— Start TEXT —

Price developments change very quickly on commodities markets these days. For instance, copper. In our last update, on August 15, we said, "the technical indicators are still bearish. The previous intermediary support (around 7,850) could be the immediate resistance for the current new rebound. Investors would then be tempted to test the long-term support of the triangle and pull the price back towards 7,200 or 7,100."

Less than one month later, the price has cleared the long-term support line on the downside (that goes through points A and B on the chart). As a result, the bearish sentiment strengthens and will probably drive the price even lower in the coming weeks. The price closed at $6,860 a tonne 2 days ago on the London Metal Exchange (LME).


Click to Enlarge

What is going on?

Copper has fallen 22 percent from the peak of $8,775 posted on June 30, as increasing stockpiles signalled weaker demand. Imports of copper and copper products by China fell 4% in August compared with July.

Another element that has an impact globally on commodities markets is the recovery of the US Dollar. Remember that despite the exchange being based in London, copper is priced in US Dollars. A rebound of the Greenback therefore reduces the dollar-priced investments.

The price had moved within a long-term indecision triangle pattern. The basis line of this triangle was the long-term support line that backs the bullish trend started in late 2003. It had been tested and validated in February and December 2007 (points A and B on the chart) where the price bounced back strongly.

— End TEXT —
— Start GIVEN INFORMATION —

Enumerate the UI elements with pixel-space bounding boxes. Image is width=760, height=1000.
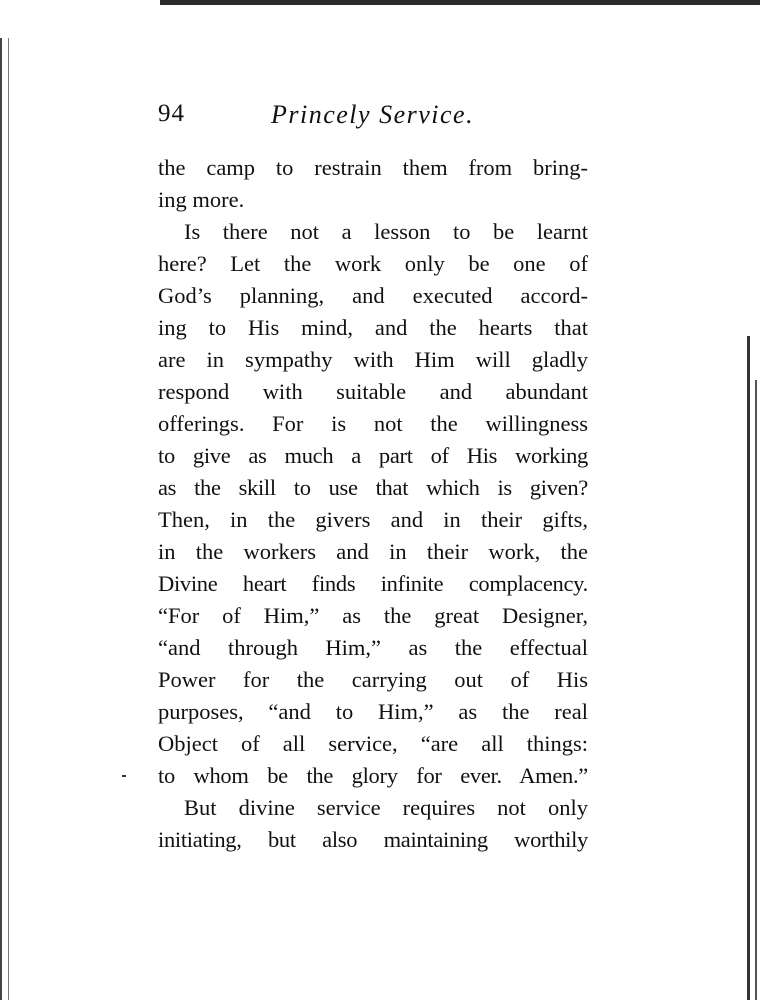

— End GIVEN INFORMATION —

Continue the copper market commentary from its final sentence, before the material.

The upside of the indecision triangle pattern was the resistance line that goes through the highs posted in May 2006, and in March and April this year. This resistance zone was set around $US 8,900.

The last retracement level (61.8%) of the sharp bullish trend occurred between last December and last March (between points B and D). This had been the opportunity for a small rebound (point H) but it failed to cross above the 38.2% level (point K).

Since the beginning of this month, both the 61.8% level and the long-term support have been broken on the downside. This means the negative trend still goes on.

The MACD has just triggered a new bearish signal, and the Momentum indicator and the RSI are also negatively oriented. In this bearish scenario the next important target is the level of the previous long-term low which is the low posted in December last year (point B), around $6,300.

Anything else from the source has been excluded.